To do — Lines containing "nuigalway" are to be counted. Give the number and nothing more.

Provided records —
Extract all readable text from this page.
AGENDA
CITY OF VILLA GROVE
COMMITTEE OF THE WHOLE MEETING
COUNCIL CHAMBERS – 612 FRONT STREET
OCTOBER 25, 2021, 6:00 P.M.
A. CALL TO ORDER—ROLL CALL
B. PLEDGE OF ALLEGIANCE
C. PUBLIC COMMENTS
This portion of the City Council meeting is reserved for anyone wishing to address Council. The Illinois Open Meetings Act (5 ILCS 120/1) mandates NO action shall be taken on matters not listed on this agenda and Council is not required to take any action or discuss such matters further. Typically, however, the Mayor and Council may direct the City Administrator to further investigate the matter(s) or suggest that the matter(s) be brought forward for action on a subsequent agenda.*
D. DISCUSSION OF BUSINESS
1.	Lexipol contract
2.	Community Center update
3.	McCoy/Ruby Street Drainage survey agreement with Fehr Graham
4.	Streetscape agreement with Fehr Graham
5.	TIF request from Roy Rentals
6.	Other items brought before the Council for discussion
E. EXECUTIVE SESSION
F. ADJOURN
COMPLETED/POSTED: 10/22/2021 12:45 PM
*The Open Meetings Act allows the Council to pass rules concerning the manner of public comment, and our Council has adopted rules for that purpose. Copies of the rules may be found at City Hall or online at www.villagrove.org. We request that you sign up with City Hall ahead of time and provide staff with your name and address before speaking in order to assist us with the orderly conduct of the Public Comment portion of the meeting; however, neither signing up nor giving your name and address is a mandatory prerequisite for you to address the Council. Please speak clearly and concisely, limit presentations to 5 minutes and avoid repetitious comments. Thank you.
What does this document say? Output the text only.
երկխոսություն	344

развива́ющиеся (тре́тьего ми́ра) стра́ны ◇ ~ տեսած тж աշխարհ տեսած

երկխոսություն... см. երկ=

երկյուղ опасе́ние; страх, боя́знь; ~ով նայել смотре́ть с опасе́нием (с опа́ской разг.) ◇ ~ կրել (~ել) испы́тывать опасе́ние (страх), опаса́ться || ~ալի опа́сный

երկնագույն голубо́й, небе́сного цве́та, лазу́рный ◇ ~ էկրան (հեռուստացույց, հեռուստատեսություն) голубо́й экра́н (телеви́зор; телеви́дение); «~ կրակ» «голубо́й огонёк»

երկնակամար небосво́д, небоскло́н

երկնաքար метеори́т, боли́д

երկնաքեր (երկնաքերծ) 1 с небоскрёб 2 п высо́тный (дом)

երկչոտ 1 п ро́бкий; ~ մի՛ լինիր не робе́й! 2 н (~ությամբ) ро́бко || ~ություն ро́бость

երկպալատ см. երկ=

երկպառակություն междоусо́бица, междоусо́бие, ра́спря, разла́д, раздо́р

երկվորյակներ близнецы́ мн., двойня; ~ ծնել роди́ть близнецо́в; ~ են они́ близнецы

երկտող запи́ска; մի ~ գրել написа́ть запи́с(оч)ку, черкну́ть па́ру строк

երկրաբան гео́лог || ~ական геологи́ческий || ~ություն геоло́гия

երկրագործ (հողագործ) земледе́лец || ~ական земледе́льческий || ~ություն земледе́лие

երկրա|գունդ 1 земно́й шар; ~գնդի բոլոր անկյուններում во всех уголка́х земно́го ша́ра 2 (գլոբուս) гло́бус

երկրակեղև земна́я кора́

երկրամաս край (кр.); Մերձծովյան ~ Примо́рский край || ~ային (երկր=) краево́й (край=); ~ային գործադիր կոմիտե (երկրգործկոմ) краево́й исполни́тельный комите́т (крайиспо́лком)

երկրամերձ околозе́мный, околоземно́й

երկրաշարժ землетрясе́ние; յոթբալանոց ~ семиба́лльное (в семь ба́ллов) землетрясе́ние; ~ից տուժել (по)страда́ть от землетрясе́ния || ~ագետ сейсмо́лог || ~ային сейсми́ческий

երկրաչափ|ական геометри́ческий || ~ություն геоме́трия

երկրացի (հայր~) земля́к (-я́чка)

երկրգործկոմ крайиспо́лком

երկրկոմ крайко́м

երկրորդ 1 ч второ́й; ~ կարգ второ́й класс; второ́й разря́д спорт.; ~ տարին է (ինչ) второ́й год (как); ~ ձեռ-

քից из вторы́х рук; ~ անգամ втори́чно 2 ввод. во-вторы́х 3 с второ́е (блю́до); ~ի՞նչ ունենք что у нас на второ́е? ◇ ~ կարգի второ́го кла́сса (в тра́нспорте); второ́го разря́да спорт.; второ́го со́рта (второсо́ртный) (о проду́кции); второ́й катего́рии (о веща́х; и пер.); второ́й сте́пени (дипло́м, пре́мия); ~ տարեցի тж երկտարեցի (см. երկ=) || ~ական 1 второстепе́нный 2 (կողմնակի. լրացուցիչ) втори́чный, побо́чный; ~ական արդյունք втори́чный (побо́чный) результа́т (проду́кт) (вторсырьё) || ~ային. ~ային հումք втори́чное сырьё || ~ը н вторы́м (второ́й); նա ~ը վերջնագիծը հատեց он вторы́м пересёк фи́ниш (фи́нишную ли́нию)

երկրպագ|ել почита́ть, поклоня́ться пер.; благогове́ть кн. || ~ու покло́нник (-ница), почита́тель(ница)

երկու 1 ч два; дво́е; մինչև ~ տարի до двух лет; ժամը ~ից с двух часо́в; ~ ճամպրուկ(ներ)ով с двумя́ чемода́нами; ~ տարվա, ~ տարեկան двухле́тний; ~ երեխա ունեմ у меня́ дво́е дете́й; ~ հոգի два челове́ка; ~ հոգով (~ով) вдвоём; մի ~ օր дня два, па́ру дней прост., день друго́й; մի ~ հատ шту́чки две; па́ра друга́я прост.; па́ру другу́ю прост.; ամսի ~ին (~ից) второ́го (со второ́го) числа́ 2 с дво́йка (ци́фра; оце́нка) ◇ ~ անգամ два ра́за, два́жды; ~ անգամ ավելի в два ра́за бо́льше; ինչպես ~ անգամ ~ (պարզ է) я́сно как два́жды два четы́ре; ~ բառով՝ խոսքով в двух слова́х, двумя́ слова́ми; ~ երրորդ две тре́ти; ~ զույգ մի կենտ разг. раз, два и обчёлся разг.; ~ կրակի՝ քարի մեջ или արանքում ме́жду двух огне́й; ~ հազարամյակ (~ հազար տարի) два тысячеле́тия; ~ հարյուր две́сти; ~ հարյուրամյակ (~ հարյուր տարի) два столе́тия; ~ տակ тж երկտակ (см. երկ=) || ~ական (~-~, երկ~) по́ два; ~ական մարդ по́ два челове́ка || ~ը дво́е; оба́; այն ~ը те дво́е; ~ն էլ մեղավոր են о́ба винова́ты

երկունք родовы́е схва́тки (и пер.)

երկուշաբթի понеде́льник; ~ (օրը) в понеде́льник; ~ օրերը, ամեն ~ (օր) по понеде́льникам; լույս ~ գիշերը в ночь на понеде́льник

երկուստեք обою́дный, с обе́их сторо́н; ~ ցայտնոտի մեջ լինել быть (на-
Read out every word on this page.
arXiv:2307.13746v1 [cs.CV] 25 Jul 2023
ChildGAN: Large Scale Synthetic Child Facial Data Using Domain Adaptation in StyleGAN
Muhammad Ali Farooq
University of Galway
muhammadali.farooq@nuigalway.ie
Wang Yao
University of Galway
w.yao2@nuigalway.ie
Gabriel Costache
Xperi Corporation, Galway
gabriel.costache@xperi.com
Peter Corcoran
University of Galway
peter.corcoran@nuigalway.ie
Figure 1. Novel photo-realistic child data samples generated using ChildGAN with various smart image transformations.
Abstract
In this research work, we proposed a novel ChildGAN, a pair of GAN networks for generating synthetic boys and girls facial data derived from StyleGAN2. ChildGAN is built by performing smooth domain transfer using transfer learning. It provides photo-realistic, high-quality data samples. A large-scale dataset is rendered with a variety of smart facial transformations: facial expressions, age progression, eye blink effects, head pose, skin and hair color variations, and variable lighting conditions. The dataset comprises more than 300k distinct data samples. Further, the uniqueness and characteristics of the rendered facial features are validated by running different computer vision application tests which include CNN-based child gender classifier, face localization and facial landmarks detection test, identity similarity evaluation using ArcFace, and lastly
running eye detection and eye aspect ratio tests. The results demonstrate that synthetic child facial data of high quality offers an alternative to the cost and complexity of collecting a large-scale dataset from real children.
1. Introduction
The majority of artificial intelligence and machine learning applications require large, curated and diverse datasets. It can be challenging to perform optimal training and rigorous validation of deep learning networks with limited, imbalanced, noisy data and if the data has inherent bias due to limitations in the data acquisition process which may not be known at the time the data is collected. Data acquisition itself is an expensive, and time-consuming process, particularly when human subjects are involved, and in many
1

Expected answer — 3